§ **WORK TO DO**
Find every line in the records below that contains the word "maruah", and copy each such line.

[start LISTED ENTRIES]

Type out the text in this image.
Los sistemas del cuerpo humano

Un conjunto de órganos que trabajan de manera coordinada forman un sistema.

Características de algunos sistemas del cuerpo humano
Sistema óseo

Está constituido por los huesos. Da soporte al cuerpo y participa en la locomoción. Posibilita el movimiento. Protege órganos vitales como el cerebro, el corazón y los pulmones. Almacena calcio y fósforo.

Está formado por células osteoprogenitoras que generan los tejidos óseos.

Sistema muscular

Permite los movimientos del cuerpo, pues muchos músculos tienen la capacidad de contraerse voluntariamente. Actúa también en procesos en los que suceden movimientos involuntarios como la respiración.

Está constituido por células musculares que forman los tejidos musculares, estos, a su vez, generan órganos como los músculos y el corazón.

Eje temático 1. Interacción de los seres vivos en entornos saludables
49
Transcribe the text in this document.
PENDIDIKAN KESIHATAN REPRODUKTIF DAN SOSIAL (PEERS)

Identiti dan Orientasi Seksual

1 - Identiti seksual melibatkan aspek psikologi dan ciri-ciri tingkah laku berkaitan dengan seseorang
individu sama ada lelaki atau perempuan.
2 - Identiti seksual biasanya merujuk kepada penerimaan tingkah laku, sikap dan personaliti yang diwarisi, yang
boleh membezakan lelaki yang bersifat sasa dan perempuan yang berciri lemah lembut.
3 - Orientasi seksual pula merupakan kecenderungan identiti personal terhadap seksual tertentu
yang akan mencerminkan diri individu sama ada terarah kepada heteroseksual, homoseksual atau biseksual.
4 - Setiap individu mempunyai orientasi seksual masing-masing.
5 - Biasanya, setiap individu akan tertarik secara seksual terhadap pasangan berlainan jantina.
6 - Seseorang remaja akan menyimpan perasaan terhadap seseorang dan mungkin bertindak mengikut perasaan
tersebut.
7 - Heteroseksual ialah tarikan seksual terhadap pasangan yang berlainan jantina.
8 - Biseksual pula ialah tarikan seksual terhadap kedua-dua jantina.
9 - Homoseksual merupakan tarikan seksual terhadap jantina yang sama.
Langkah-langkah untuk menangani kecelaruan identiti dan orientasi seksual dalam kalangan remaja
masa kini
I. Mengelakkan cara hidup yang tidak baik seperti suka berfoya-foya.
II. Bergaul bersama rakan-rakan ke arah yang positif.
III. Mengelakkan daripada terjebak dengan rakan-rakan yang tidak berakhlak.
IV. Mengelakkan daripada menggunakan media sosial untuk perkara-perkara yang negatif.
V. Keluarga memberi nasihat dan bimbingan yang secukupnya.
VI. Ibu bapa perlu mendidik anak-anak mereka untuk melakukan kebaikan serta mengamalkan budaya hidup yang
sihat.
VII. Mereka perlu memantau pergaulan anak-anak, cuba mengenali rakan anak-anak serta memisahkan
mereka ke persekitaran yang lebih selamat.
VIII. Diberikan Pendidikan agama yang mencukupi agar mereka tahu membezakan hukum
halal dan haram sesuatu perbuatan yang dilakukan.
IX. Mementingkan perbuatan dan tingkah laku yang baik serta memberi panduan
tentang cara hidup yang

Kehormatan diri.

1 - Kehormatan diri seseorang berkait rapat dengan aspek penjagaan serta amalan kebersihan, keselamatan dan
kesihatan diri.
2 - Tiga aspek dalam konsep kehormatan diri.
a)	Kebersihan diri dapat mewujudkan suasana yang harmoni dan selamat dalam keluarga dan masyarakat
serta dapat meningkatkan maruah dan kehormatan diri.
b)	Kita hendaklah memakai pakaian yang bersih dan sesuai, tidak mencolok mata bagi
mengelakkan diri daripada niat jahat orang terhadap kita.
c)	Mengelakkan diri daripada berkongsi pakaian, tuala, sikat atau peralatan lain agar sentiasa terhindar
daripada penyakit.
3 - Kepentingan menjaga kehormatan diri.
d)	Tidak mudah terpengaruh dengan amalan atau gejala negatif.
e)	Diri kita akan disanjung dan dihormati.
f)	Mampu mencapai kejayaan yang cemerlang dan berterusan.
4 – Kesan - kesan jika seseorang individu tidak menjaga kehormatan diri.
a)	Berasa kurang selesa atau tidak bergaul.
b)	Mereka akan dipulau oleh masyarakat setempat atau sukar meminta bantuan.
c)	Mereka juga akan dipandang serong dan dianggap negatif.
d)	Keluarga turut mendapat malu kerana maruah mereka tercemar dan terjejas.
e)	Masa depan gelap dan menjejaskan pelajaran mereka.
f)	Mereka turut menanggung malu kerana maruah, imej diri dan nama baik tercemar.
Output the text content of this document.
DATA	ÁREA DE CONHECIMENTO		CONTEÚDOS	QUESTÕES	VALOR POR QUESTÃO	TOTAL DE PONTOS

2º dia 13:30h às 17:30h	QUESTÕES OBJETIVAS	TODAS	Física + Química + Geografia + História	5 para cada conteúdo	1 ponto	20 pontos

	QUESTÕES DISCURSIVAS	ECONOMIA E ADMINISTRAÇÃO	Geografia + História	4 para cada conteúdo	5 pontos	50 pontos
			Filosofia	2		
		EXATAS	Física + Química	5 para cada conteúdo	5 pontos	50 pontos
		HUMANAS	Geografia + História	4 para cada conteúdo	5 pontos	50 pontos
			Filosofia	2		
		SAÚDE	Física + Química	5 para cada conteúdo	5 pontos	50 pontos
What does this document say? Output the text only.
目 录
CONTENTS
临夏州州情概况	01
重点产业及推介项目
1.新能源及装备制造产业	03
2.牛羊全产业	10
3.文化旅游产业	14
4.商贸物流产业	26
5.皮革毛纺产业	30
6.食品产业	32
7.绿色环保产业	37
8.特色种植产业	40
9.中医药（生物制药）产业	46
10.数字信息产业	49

[end LISTED ENTRIES]

§ **TASK ANSWER**
serta dapat meningkatkan maruah dan kehormatan diri.
d)	Keluarga turut mendapat malu kerana maruah mereka tercemar dan terjejas.
f)	Mereka turut menanggung malu kerana maruah, imej diri dan nama baik tercemar.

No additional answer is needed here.